» **Work to do**
Each entry that follows must be output without any deviation.

» **Rows**

▶

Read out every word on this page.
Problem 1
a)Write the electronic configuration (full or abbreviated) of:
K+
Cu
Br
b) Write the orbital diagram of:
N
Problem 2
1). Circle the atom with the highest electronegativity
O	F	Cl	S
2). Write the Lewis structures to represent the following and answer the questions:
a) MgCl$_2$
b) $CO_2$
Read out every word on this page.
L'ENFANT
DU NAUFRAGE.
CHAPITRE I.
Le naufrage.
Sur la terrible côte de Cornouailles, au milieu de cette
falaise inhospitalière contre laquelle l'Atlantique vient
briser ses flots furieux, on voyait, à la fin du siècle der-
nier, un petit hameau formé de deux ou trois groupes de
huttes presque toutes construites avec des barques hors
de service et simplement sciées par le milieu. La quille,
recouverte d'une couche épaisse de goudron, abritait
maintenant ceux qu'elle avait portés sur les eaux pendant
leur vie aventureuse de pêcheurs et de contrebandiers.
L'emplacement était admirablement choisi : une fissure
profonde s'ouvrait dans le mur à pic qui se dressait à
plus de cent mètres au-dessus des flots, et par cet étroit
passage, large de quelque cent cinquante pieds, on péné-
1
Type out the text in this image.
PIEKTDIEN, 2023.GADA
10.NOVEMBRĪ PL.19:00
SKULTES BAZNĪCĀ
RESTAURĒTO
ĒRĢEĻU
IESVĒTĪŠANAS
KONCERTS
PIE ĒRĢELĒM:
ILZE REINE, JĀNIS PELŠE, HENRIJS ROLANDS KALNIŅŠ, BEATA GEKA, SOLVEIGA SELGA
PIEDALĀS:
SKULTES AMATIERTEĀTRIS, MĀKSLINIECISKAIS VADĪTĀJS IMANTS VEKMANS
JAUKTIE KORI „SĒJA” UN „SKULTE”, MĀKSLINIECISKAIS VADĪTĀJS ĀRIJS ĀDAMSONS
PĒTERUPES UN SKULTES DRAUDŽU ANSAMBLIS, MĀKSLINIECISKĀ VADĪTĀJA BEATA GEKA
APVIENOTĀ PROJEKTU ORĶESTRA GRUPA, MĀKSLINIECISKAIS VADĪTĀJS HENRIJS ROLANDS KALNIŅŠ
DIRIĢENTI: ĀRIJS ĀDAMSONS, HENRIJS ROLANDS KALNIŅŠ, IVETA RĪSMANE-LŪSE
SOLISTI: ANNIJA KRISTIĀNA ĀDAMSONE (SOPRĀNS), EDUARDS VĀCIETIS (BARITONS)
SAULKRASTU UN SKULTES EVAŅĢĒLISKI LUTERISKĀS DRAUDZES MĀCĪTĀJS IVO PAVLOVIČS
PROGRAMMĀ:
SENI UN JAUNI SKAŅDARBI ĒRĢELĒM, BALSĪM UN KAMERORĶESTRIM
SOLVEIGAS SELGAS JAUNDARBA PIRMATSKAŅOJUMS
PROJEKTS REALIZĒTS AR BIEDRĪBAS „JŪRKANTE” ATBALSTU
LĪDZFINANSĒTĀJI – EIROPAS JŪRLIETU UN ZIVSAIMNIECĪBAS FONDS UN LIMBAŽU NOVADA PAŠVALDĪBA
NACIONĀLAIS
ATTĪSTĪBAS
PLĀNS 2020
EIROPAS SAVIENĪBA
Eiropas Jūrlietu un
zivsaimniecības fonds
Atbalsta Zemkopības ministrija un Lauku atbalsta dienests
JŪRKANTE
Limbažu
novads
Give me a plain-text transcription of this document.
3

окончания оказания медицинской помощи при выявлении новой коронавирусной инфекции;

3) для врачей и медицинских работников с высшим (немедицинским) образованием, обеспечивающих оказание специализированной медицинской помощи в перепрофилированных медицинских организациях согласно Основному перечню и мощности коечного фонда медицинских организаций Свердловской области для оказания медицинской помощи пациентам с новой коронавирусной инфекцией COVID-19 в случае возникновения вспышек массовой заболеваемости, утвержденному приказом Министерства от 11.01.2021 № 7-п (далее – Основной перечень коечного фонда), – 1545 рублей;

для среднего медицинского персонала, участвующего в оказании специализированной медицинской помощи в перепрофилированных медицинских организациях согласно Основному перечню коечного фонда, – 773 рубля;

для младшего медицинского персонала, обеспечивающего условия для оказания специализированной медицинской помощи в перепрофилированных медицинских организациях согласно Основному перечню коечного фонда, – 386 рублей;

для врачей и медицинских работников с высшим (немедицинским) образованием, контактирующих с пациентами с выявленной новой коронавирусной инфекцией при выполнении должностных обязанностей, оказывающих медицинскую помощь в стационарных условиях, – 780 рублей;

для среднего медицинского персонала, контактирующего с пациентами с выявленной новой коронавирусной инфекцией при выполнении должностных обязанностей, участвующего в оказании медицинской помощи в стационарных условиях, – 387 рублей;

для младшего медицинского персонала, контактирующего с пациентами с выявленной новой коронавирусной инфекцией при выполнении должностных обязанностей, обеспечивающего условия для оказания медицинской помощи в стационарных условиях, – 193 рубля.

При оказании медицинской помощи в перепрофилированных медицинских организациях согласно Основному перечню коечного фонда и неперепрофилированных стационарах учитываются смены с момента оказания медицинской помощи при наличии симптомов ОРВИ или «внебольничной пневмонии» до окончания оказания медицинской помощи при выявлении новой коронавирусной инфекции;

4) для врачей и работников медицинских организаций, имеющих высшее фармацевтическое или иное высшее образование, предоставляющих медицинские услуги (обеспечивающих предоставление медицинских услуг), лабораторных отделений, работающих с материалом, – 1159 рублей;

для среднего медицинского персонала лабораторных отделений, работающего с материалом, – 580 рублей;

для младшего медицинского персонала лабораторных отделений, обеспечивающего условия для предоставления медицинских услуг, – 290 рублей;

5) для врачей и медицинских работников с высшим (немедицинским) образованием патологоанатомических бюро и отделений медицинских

◀

» **Response to this exercise**
Read out every word on this page.
Problem 1
a)Write the electronic configuration (full or abbreviated) of:
K+
Cu
Br
b) Write the orbital diagram of:
N
Problem 2
1). Circle the atom with the highest electronegativity
O	F	Cl	S
2). Write the Lewis structures to represent the following and answer the questions:
a) MgCl$_2$
b) $CO_2$
Read out every word on this page.
L'ENFANT
DU NAUFRAGE.
CHAPITRE I.
Le naufrage.
Sur la terrible côte de Cornouailles, au milieu de cette
falaise inhospitalière contre laquelle l'Atlantique vient
briser ses flots furieux, on voyait, à la fin du siècle der-
nier, un petit hameau formé de deux ou trois groupes de
huttes presque toutes construites avec des barques hors
de service et simplement sciées par le milieu. La quille,
recouverte d'une couche épaisse de goudron, abritait
maintenant ceux qu'elle avait portés sur les eaux pendant
leur vie aventureuse de pêcheurs et de contrebandiers.
L'emplacement était admirablement choisi : une fissure
profonde s'ouvrait dans le mur à pic qui se dressait à
plus de cent mètres au-dessus des flots, et par cet étroit
passage, large de quelque cent cinquante pieds, on péné-
1
Type out the text in this image.
PIEKTDIEN, 2023.GADA
10.NOVEMBRĪ PL.19:00
SKULTES BAZNĪCĀ
RESTAURĒTO
ĒRĢEĻU
IESVĒTĪŠANAS
KONCERTS
PIE ĒRĢELĒM:
ILZE REINE, JĀNIS PELŠE, HENRIJS ROLANDS KALNIŅŠ, BEATA GEKA, SOLVEIGA SELGA
PIEDALĀS:
SKULTES AMATIERTEĀTRIS, MĀKSLINIECISKAIS VADĪTĀJS IMANTS VEKMANS
JAUKTIE KORI „SĒJA” UN „SKULTE”, MĀKSLINIECISKAIS VADĪTĀJS ĀRIJS ĀDAMSONS
PĒTERUPES UN SKULTES DRAUDŽU ANSAMBLIS, MĀKSLINIECISKĀ VADĪTĀJA BEATA GEKA
APVIENOTĀ PROJEKTU ORĶESTRA GRUPA, MĀKSLINIECISKAIS VADĪTĀJS HENRIJS ROLANDS KALNIŅŠ
DIRIĢENTI: ĀRIJS ĀDAMSONS, HENRIJS ROLANDS KALNIŅŠ, IVETA RĪSMANE-LŪSE
SOLISTI: ANNIJA KRISTIĀNA ĀDAMSONE (SOPRĀNS), EDUARDS VĀCIETIS (BARITONS)
SAULKRASTU UN SKULTES EVAŅĢĒLISKI LUTERISKĀS DRAUDZES MĀCĪTĀJS IVO PAVLOVIČS
PROGRAMMĀ:
SENI UN JAUNI SKAŅDARBI ĒRĢELĒM, BALSĪM UN KAMERORĶESTRIM
SOLVEIGAS SELGAS JAUNDARBA PIRMATSKAŅOJUMS
PROJEKTS REALIZĒTS AR BIEDRĪBAS „JŪRKANTE” ATBALSTU
LĪDZFINANSĒTĀJI – EIROPAS JŪRLIETU UN ZIVSAIMNIECĪBAS FONDS UN LIMBAŽU NOVADA PAŠVALDĪBA
NACIONĀLAIS
ATTĪSTĪBAS
PLĀNS 2020
EIROPAS SAVIENĪBA
Eiropas Jūrlietu un
zivsaimniecības fonds
Atbalsta Zemkopības ministrija un Lauku atbalsta dienests
JŪRKANTE
Limbažu
novads
Give me a plain-text transcription of this document.
3

окончания оказания медицинской помощи при выявлении новой коронавирусной инфекции;

3) для врачей и медицинских работников с высшим (немедицинским) образованием, обеспечивающих оказание специализированной медицинской помощи в перепрофилированных медицинских организациях согласно Основному перечню и мощности коечного фонда медицинских организаций Свердловской области для оказания медицинской помощи пациентам с новой коронавирусной инфекцией COVID-19 в случае возникновения вспышек массовой заболеваемости, утвержденному приказом Министерства от 11.01.2021 № 7-п (далее – Основной перечень коечного фонда), – 1545 рублей;

для среднего медицинского персонала, участвующего в оказании специализированной медицинской помощи в перепрофилированных медицинских организациях согласно Основному перечню коечного фонда, – 773 рубля;

для младшего медицинского персонала, обеспечивающего условия для оказания специализированной медицинской помощи в перепрофилированных медицинских организациях согласно Основному перечню коечного фонда, – 386 рублей;

для врачей и медицинских работников с высшим (немедицинским) образованием, контактирующих с пациентами с выявленной новой коронавирусной инфекцией при выполнении должностных обязанностей, оказывающих медицинскую помощь в стационарных условиях, – 780 рублей;

для среднего медицинского персонала, контактирующего с пациентами с выявленной новой коронавирусной инфекцией при выполнении должностных обязанностей, участвующего в оказании медицинской помощи в стационарных условиях, – 387 рублей;

для младшего медицинского персонала, контактирующего с пациентами с выявленной новой коронавирусной инфекцией при выполнении должностных обязанностей, обеспечивающего условия для оказания медицинской помощи в стационарных условиях, – 193 рубля.

При оказании медицинской помощи в перепрофилированных медицинских организациях согласно Основному перечню коечного фонда и неперепрофилированных стационарах учитываются смены с момента оказания медицинской помощи при наличии симптомов ОРВИ или «внебольничной пневмонии» до окончания оказания медицинской помощи при выявлении новой коронавирусной инфекции;

4) для врачей и работников медицинских организаций, имеющих высшее фармацевтическое или иное высшее образование, предоставляющих медицинские услуги (обеспечивающих предоставление медицинских услуг), лабораторных отделений, работающих с материалом, – 1159 рублей;

для среднего медицинского персонала лабораторных отделений, работающего с материалом, – 580 рублей;

для младшего медицинского персонала лабораторных отделений, обеспечивающего условия для предоставления медицинских услуг, – 290 рублей;

5) для врачей и медицинских работников с высшим (немедицинским) образованием патологоанатомических бюро и отделений медицинских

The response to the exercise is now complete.